### Stated exercise
How many lines of the entries below include the word "mean"? Answer with the number alone.

### Data shown
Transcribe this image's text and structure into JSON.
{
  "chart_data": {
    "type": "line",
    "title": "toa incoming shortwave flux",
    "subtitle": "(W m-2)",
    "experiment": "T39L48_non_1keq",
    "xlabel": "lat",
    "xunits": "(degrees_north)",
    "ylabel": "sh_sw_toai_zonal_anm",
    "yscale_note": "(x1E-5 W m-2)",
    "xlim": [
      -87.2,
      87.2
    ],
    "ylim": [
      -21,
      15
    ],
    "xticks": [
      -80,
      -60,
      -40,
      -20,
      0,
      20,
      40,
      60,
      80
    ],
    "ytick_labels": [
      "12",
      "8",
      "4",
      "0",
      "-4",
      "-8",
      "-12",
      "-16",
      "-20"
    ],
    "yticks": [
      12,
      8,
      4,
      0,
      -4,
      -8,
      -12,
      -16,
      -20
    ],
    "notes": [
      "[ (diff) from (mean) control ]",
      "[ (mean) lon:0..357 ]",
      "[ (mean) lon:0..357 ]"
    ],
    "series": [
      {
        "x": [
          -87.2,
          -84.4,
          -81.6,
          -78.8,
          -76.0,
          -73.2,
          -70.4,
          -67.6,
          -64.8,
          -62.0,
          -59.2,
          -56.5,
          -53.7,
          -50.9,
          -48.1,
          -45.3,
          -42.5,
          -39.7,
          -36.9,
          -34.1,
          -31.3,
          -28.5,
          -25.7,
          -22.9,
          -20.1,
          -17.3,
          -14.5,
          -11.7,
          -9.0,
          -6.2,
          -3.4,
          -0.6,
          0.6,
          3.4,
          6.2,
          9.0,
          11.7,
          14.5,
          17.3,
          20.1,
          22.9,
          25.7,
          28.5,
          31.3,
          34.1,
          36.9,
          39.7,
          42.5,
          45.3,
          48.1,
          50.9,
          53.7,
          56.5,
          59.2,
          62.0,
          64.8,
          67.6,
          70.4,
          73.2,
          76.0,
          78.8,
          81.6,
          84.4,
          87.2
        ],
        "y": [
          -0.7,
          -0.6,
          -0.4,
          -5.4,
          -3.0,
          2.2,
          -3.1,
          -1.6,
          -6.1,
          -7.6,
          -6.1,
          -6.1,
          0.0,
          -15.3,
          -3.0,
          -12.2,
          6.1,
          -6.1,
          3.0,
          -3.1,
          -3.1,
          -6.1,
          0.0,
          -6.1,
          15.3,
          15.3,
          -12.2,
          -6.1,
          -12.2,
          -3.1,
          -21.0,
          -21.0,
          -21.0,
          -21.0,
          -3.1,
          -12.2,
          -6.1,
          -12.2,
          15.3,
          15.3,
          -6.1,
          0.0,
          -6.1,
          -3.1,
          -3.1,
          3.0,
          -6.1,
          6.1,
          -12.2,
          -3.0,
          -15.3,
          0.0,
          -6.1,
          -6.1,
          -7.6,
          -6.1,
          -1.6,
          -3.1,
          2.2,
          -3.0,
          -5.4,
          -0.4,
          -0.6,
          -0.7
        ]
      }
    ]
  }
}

### Result for this exercise
3